Exercise input.
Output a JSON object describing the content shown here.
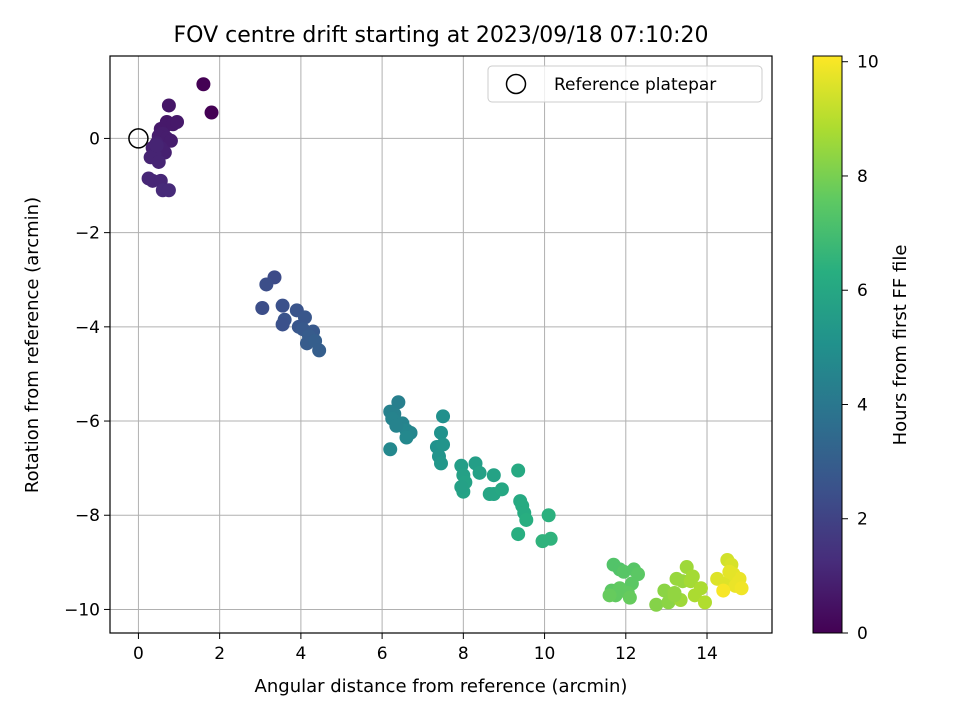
{
  "chart_data": {
    "type": "scatter",
    "title": "FOV centre drift starting at 2023/09/18 07:10:20",
    "xlabel": "Angular distance from reference (arcmin)",
    "ylabel": "Rotation from reference (arcmin)",
    "xlim": [
      -0.7,
      15.6
    ],
    "ylim": [
      -10.5,
      1.75
    ],
    "xticks": [
      0,
      2,
      4,
      6,
      8,
      10,
      12,
      14
    ],
    "yticks": [
      0,
      -2,
      -4,
      -6,
      -8,
      -10
    ],
    "xtick_labels": [
      "0",
      "2",
      "4",
      "6",
      "8",
      "10",
      "12",
      "14"
    ],
    "ytick_labels": [
      "0",
      "−2",
      "−4",
      "−6",
      "−8",
      "−10"
    ],
    "grid": true,
    "legend": {
      "position": "top-right",
      "entries": [
        "Reference platepar"
      ]
    },
    "reference_point": {
      "x": 0,
      "y": 0
    },
    "colorbar": {
      "label": "Hours from first FF file",
      "range": [
        0,
        10.1
      ],
      "ticks": [
        0,
        2,
        4,
        6,
        8,
        10
      ],
      "tick_labels": [
        "0",
        "2",
        "4",
        "6",
        "8",
        "10"
      ],
      "colormap": "viridis"
    },
    "series": [
      {
        "x": [
          1.6,
          1.8,
          0.75,
          0.7,
          0.55,
          0.65,
          0.85,
          0.95,
          0.6,
          0.5,
          0.7,
          0.8,
          0.45,
          0.35,
          0.55,
          0.65,
          0.4,
          0.3,
          0.5,
          0.25,
          0.35,
          0.55,
          0.6,
          0.75,
          0.45
        ],
        "y": [
          1.15,
          0.55,
          0.7,
          0.35,
          0.2,
          0.25,
          0.3,
          0.35,
          0.1,
          0.05,
          0.0,
          -0.05,
          -0.1,
          -0.2,
          -0.2,
          -0.3,
          -0.35,
          -0.4,
          -0.5,
          -0.85,
          -0.9,
          -0.9,
          -1.1,
          -1.1,
          -0.15
        ],
        "hours": [
          0.0,
          0.0,
          0.6,
          0.6,
          0.7,
          0.7,
          0.7,
          0.7,
          0.8,
          0.8,
          0.8,
          0.8,
          0.9,
          0.9,
          0.9,
          0.9,
          1.0,
          1.0,
          1.0,
          1.1,
          1.1,
          1.1,
          1.2,
          1.2,
          1.0
        ]
      },
      {
        "x": [
          3.35,
          3.15,
          3.05,
          3.55,
          3.9,
          3.6,
          4.1,
          3.95,
          4.05,
          4.3,
          4.2,
          4.15,
          4.35,
          4.45,
          3.55
        ],
        "y": [
          -2.95,
          -3.1,
          -3.6,
          -3.55,
          -3.65,
          -3.85,
          -3.8,
          -4.0,
          -4.05,
          -4.1,
          -4.2,
          -4.35,
          -4.3,
          -4.5,
          -3.95
        ],
        "hours": [
          2.3,
          2.4,
          2.4,
          2.5,
          2.6,
          2.6,
          2.7,
          2.7,
          2.8,
          2.8,
          2.9,
          2.9,
          3.0,
          3.0,
          2.5
        ]
      },
      {
        "x": [
          6.4,
          6.2,
          6.3,
          6.25,
          6.5,
          6.6,
          6.7,
          6.6,
          6.2,
          7.5,
          7.45,
          7.35,
          7.5,
          7.4,
          7.45,
          6.35
        ],
        "y": [
          -5.6,
          -5.8,
          -5.85,
          -5.95,
          -6.05,
          -6.2,
          -6.25,
          -6.35,
          -6.6,
          -5.9,
          -6.25,
          -6.55,
          -6.5,
          -6.75,
          -6.9,
          -6.1
        ],
        "hours": [
          4.3,
          4.4,
          4.4,
          4.5,
          4.5,
          4.6,
          4.6,
          4.7,
          4.7,
          5.0,
          5.1,
          5.1,
          5.2,
          5.2,
          5.3,
          4.5
        ]
      },
      {
        "x": [
          8.3,
          7.95,
          8.4,
          8.0,
          8.75,
          8.05,
          8.0,
          8.65,
          8.75,
          8.95,
          9.35,
          9.4,
          9.45,
          9.5,
          9.55,
          9.35,
          10.1,
          9.95,
          10.15,
          7.95
        ],
        "y": [
          -6.9,
          -6.95,
          -7.1,
          -7.15,
          -7.15,
          -7.3,
          -7.5,
          -7.55,
          -7.55,
          -7.45,
          -7.05,
          -7.7,
          -7.8,
          -7.95,
          -8.1,
          -8.4,
          -8.0,
          -8.55,
          -8.5,
          -7.4
        ],
        "hours": [
          5.6,
          5.6,
          5.7,
          5.7,
          5.8,
          5.8,
          5.8,
          5.9,
          5.9,
          6.0,
          6.1,
          6.1,
          6.2,
          6.2,
          6.3,
          6.3,
          6.4,
          6.5,
          6.5,
          5.7
        ]
      },
      {
        "x": [
          11.7,
          11.85,
          11.95,
          12.2,
          12.3,
          12.15,
          11.65,
          11.85,
          12.05,
          11.75,
          12.1,
          11.6
        ],
        "y": [
          -9.05,
          -9.15,
          -9.2,
          -9.15,
          -9.25,
          -9.45,
          -9.6,
          -9.55,
          -9.65,
          -9.7,
          -9.75,
          -9.7
        ],
        "hours": [
          7.3,
          7.3,
          7.4,
          7.4,
          7.5,
          7.5,
          7.5,
          7.6,
          7.6,
          7.6,
          7.7,
          7.7
        ]
      },
      {
        "x": [
          12.75,
          12.95,
          13.05,
          13.2,
          13.25,
          13.4,
          13.5,
          13.35,
          13.6,
          13.65,
          13.7,
          13.85,
          13.95,
          13.2
        ],
        "y": [
          -9.9,
          -9.6,
          -9.85,
          -9.65,
          -9.35,
          -9.4,
          -9.1,
          -9.8,
          -9.4,
          -9.3,
          -9.7,
          -9.55,
          -9.85,
          -9.7
        ],
        "hours": [
          8.2,
          8.3,
          8.3,
          8.4,
          8.5,
          8.5,
          8.6,
          8.6,
          8.7,
          8.7,
          8.8,
          8.8,
          8.9,
          8.4
        ]
      },
      {
        "x": [
          14.5,
          14.6,
          14.25,
          14.45,
          14.65,
          14.8,
          14.7,
          14.85,
          14.4,
          14.55
        ],
        "y": [
          -8.95,
          -9.05,
          -9.35,
          -9.45,
          -9.25,
          -9.35,
          -9.5,
          -9.55,
          -9.6,
          -9.2
        ],
        "hours": [
          9.4,
          9.5,
          9.6,
          9.6,
          9.7,
          9.8,
          9.8,
          9.9,
          10.0,
          9.7
        ]
      }
    ]
  }
}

Work to be completed. The listing above must be printed again exactly, minus its pictures.

Output for this task.
Output a JSON object describing the content shown here.
{
  "chart_data": {
    "type": "scatter",
    "title": "FOV centre drift starting at 2023/09/18 07:10:20",
    "xlabel": "Angular distance from reference (arcmin)",
    "ylabel": "Rotation from reference (arcmin)",
    "xlim": [
      -0.7,
      15.6
    ],
    "ylim": [
      -10.5,
      1.75
    ],
    "xticks": [
      0,
      2,
      4,
      6,
      8,
      10,
      12,
      14
    ],
    "yticks": [
      0,
      -2,
      -4,
      -6,
      -8,
      -10
    ],
    "xtick_labels": [
      "0",
      "2",
      "4",
      "6",
      "8",
      "10",
      "12",
      "14"
    ],
    "ytick_labels": [
      "0",
      "−2",
      "−4",
      "−6",
      "−8",
      "−10"
    ],
    "grid": true,
    "legend": {
      "position": "top-right",
      "entries": [
        "Reference platepar"
      ]
    },
    "reference_point": {
      "x": 0,
      "y": 0
    },
    "colorbar": {
      "label": "Hours from first FF file",
      "range": [
        0,
        10.1
      ],
      "ticks": [
        0,
        2,
        4,
        6,
        8,
        10
      ],
      "tick_labels": [
        "0",
        "2",
        "4",
        "6",
        "8",
        "10"
      ],
      "colormap": "viridis"
    },
    "series": [
      {
        "x": [
          1.6,
          1.8,
          0.75,
          0.7,
          0.55,
          0.65,
          0.85,
          0.95,
          0.6,
          0.5,
          0.7,
          0.8,
          0.45,
          0.35,
          0.55,
          0.65,
          0.4,
          0.3,
          0.5,
          0.25,
          0.35,
          0.55,
          0.6,
          0.75,
          0.45
        ],
        "y": [
          1.15,
          0.55,
          0.7,
          0.35,
          0.2,
          0.25,
          0.3,
          0.35,
          0.1,
          0.05,
          0.0,
          -0.05,
          -0.1,
          -0.2,
          -0.2,
          -0.3,
          -0.35,
          -0.4,
          -0.5,
          -0.85,
          -0.9,
          -0.9,
          -1.1,
          -1.1,
          -0.15
        ],
        "hours": [
          0.0,
          0.0,
          0.6,
          0.6,
          0.7,
          0.7,
          0.7,
          0.7,
          0.8,
          0.8,
          0.8,
          0.8,
          0.9,
          0.9,
          0.9,
          0.9,
          1.0,
          1.0,
          1.0,
          1.1,
          1.1,
          1.1,
          1.2,
          1.2,
          1.0
        ]
      },
      {
        "x": [
          3.35,
          3.15,
          3.05,
          3.55,
          3.9,
          3.6,
          4.1,
          3.95,
          4.05,
          4.3,
          4.2,
          4.15,
          4.35,
          4.45,
          3.55
        ],
        "y": [
          -2.95,
          -3.1,
          -3.6,
          -3.55,
          -3.65,
          -3.85,
          -3.8,
          -4.0,
          -4.05,
          -4.1,
          -4.2,
          -4.35,
          -4.3,
          -4.5,
          -3.95
        ],
        "hours": [
          2.3,
          2.4,
          2.4,
          2.5,
          2.6,
          2.6,
          2.7,
          2.7,
          2.8,
          2.8,
          2.9,
          2.9,
          3.0,
          3.0,
          2.5
        ]
      },
      {
        "x": [
          6.4,
          6.2,
          6.3,
          6.25,
          6.5,
          6.6,
          6.7,
          6.6,
          6.2,
          7.5,
          7.45,
          7.35,
          7.5,
          7.4,
          7.45,
          6.35
        ],
        "y": [
          -5.6,
          -5.8,
          -5.85,
          -5.95,
          -6.05,
          -6.2,
          -6.25,
          -6.35,
          -6.6,
          -5.9,
          -6.25,
          -6.55,
          -6.5,
          -6.75,
          -6.9,
          -6.1
        ],
        "hours": [
          4.3,
          4.4,
          4.4,
          4.5,
          4.5,
          4.6,
          4.6,
          4.7,
          4.7,
          5.0,
          5.1,
          5.1,
          5.2,
          5.2,
          5.3,
          4.5
        ]
      },
      {
        "x": [
          8.3,
          7.95,
          8.4,
          8.0,
          8.75,
          8.05,
          8.0,
          8.65,
          8.75,
          8.95,
          9.35,
          9.4,
          9.45,
          9.5,
          9.55,
          9.35,
          10.1,
          9.95,
          10.15,
          7.95
        ],
        "y": [
          -6.9,
          -6.95,
          -7.1,
          -7.15,
          -7.15,
          -7.3,
          -7.5,
          -7.55,
          -7.55,
          -7.45,
          -7.05,
          -7.7,
          -7.8,
          -7.95,
          -8.1,
          -8.4,
          -8.0,
          -8.55,
          -8.5,
          -7.4
        ],
        "hours": [
          5.6,
          5.6,
          5.7,
          5.7,
          5.8,
          5.8,
          5.8,
          5.9,
          5.9,
          6.0,
          6.1,
          6.1,
          6.2,
          6.2,
          6.3,
          6.3,
          6.4,
          6.5,
          6.5,
          5.7
        ]
      },
      {
        "x": [
          11.7,
          11.85,
          11.95,
          12.2,
          12.3,
          12.15,
          11.65,
          11.85,
          12.05,
          11.75,
          12.1,
          11.6
        ],
        "y": [
          -9.05,
          -9.15,
          -9.2,
          -9.15,
          -9.25,
          -9.45,
          -9.6,
          -9.55,
          -9.65,
          -9.7,
          -9.75,
          -9.7
        ],
        "hours": [
          7.3,
          7.3,
          7.4,
          7.4,
          7.5,
          7.5,
          7.5,
          7.6,
          7.6,
          7.6,
          7.7,
          7.7
        ]
      },
      {
        "x": [
          12.75,
          12.95,
          13.05,
          13.2,
          13.25,
          13.4,
          13.5,
          13.35,
          13.6,
          13.65,
          13.7,
          13.85,
          13.95,
          13.2
        ],
        "y": [
          -9.9,
          -9.6,
          -9.85,
          -9.65,
          -9.35,
          -9.4,
          -9.1,
          -9.8,
          -9.4,
          -9.3,
          -9.7,
          -9.55,
          -9.85,
          -9.7
        ],
        "hours": [
          8.2,
          8.3,
          8.3,
          8.4,
          8.5,
          8.5,
          8.6,
          8.6,
          8.7,
          8.7,
          8.8,
          8.8,
          8.9,
          8.4
        ]
      },
      {
        "x": [
          14.5,
          14.6,
          14.25,
          14.45,
          14.65,
          14.8,
          14.7,
          14.85,
          14.4,
          14.55
        ],
        "y": [
          -8.95,
          -9.05,
          -9.35,
          -9.45,
          -9.25,
          -9.35,
          -9.5,
          -9.55,
          -9.6,
          -9.2
        ],
        "hours": [
          9.4,
          9.5,
          9.6,
          9.6,
          9.7,
          9.8,
          9.8,
          9.9,
          10.0,
          9.7
        ]
      }
    ]
  }
}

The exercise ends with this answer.